-- start --

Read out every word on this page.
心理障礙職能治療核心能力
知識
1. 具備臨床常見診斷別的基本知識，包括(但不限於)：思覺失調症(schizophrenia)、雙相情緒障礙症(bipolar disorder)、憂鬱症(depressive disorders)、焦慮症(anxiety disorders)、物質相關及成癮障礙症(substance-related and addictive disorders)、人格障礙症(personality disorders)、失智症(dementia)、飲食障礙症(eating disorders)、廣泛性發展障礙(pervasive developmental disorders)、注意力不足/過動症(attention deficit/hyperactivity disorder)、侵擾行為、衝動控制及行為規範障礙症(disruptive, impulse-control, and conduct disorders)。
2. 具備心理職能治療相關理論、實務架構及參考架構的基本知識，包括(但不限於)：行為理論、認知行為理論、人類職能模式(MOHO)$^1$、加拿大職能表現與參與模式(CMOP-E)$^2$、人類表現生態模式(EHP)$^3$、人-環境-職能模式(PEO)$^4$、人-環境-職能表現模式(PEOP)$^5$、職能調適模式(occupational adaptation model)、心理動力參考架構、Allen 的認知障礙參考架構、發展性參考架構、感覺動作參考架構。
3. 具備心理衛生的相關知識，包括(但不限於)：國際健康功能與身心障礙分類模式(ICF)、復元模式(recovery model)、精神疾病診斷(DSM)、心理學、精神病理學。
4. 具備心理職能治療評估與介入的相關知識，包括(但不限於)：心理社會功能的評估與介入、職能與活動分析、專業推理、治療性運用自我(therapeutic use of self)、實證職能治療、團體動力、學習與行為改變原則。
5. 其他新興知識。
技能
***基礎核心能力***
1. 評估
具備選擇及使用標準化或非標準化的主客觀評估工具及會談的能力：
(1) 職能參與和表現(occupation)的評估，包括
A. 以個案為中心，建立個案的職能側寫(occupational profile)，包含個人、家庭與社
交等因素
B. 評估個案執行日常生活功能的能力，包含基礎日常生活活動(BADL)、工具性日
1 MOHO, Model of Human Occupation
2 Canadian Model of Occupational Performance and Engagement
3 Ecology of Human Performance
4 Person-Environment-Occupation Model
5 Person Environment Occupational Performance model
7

-- end --

[Instructions to follow]:
Determine the number of lines in the data that contain "MOHO" as a word or string, and state only that number.

[Response to the exercise]:
2